The task:
Bring together all lines of the material below that contain the string "educativo".

○ ○ ○ ○ ○ ○ ○

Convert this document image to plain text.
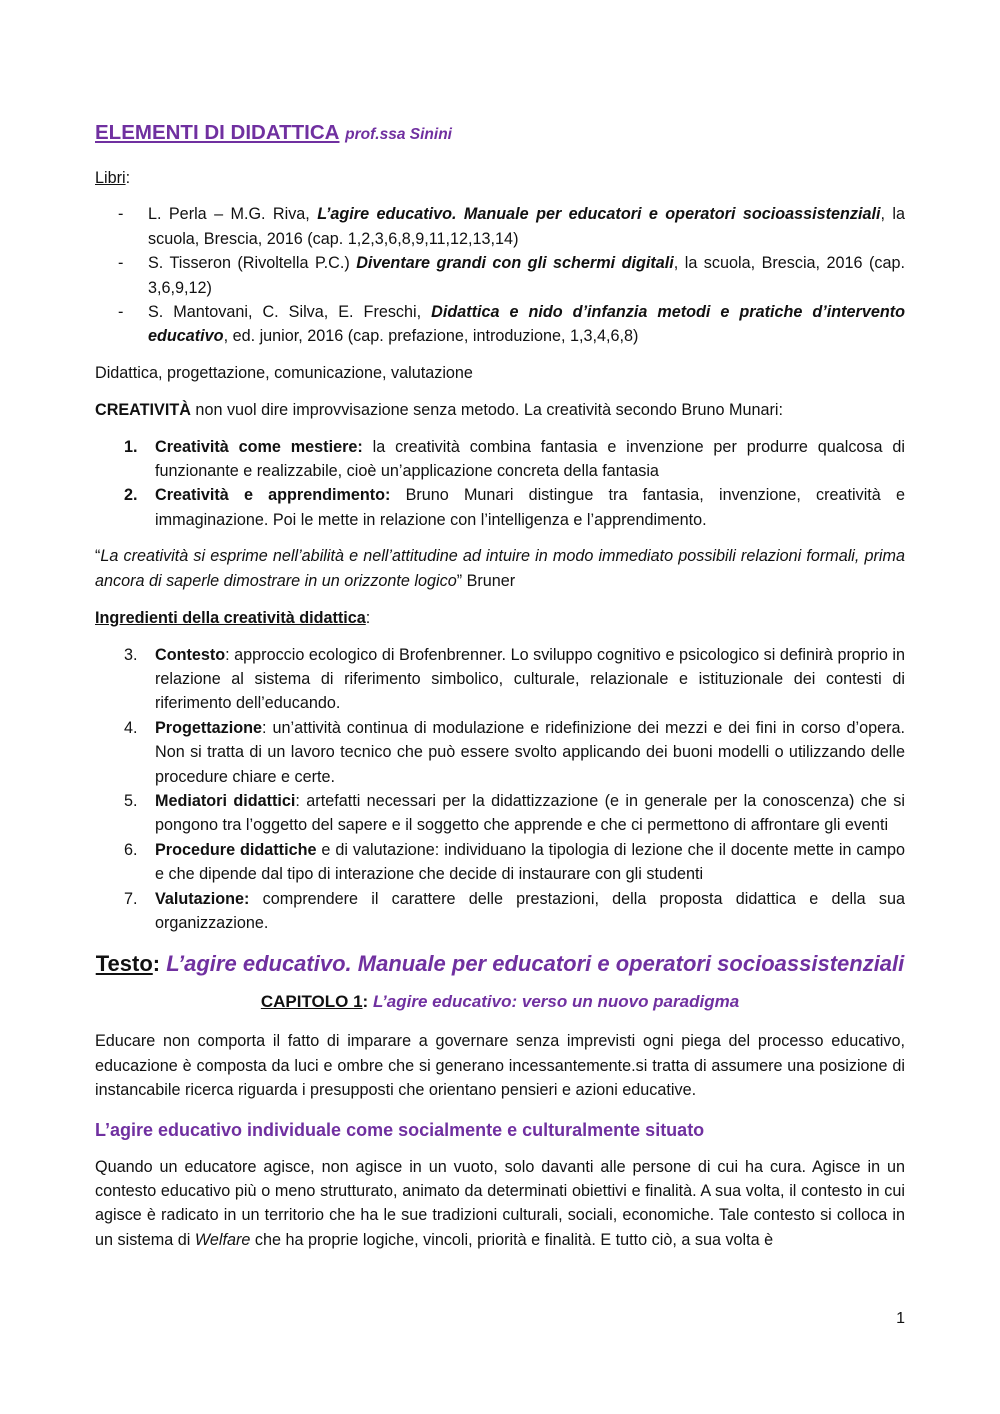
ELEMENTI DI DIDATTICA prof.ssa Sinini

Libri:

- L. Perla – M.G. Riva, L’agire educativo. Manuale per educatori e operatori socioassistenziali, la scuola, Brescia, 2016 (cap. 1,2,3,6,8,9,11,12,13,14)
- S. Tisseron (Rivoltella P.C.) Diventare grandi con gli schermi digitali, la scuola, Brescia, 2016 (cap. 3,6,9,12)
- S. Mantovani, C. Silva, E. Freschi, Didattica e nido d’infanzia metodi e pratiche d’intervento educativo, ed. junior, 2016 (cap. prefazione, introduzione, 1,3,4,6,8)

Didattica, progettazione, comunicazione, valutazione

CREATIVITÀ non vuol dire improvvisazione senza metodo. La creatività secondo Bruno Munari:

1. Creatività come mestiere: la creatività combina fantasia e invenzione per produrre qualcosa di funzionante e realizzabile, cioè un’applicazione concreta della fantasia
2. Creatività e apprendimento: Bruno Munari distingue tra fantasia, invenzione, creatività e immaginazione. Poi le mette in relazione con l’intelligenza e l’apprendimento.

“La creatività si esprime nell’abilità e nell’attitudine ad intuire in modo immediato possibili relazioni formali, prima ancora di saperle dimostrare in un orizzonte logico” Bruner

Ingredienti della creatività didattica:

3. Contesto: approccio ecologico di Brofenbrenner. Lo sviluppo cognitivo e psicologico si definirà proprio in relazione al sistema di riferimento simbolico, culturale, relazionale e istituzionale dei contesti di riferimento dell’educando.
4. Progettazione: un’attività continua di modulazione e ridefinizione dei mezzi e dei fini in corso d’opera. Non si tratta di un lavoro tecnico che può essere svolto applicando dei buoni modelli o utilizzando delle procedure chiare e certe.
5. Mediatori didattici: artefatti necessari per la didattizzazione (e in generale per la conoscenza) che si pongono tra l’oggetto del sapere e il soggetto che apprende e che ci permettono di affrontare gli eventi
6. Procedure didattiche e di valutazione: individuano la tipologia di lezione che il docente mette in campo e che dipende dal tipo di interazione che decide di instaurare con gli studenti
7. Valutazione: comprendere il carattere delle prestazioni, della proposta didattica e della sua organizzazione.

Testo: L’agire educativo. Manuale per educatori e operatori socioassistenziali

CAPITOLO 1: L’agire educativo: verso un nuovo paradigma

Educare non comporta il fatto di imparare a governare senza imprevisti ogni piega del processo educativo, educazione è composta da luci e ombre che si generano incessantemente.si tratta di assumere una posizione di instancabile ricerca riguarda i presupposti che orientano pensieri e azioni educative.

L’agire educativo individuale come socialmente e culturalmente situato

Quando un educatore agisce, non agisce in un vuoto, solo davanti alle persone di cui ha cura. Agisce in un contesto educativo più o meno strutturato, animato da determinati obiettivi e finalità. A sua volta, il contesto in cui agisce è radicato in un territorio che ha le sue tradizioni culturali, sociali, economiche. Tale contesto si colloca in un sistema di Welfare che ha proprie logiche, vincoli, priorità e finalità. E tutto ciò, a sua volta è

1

○ ○ ○ ○ ○ ○ ○

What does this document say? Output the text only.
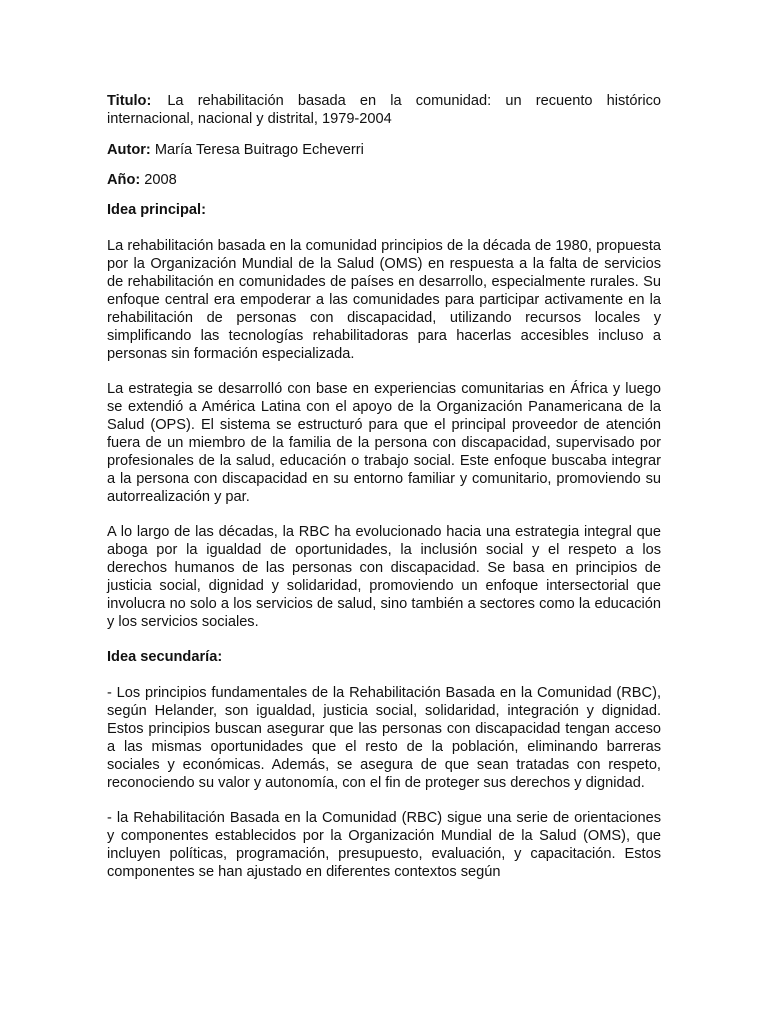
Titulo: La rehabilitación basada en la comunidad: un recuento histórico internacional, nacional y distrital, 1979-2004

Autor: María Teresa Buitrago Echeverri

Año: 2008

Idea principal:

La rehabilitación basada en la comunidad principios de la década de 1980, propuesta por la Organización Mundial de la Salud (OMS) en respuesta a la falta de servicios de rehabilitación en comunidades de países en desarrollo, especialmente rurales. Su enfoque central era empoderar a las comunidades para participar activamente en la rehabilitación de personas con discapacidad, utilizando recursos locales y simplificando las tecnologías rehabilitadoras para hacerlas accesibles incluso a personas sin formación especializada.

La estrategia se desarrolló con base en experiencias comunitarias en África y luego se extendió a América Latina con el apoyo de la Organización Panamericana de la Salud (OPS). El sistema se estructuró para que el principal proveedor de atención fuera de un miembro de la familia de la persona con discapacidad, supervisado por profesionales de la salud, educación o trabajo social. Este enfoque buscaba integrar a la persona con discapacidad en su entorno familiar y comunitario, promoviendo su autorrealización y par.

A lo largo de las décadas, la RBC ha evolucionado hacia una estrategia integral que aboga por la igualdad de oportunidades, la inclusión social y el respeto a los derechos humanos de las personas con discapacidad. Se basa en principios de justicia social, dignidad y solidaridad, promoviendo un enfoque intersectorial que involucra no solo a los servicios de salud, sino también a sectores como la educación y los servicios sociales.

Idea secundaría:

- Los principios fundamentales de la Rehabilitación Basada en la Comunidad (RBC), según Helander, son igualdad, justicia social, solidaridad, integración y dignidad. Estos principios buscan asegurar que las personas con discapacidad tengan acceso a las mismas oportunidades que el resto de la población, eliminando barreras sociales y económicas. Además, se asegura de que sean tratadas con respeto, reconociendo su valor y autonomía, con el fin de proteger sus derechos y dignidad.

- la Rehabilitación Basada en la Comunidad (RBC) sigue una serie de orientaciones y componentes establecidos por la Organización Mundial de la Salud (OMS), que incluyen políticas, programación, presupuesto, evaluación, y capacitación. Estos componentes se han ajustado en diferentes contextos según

○ ○ ○ ○ ○ ○ ○

Solution for this problem:
- L. Perla – M.G. Riva, L’agire educativo. Manuale per educatori e operatori socioassistenziali, la scuola, Brescia, 2016 (cap. 1,2,3,6,8,9,11,12,13,14)
- S. Mantovani, C. Silva, E. Freschi, Didattica e nido d’infanzia metodi e pratiche d’intervento educativo, ed. junior, 2016 (cap. prefazione, introduzione, 1,3,4,6,8)
Testo: L’agire educativo. Manuale per educatori e operatori socioassistenziali
CAPITOLO 1: L’agire educativo: verso un nuovo paradigma
Educare non comporta il fatto di imparare a governare senza imprevisti ogni piega del processo educativo, educazione è composta da luci e ombre che si generano incessantemente.si tratta di assumere una posizione di instancabile ricerca riguarda i presupposti che orientano pensieri e azioni educative.
L’agire educativo individuale come socialmente e culturalmente situato
Quando un educatore agisce, non agisce in un vuoto, solo davanti alle persone di cui ha cura. Agisce in un contesto educativo più o meno strutturato, animato da determinati obiettivi e finalità. A sua volta, il contesto in cui agisce è radicato in un territorio che ha le sue tradizioni culturali, sociali, economiche. Tale contesto si colloca in un sistema di Welfare che ha proprie logiche, vincoli, priorità e finalità. E tutto ciò, a sua volta è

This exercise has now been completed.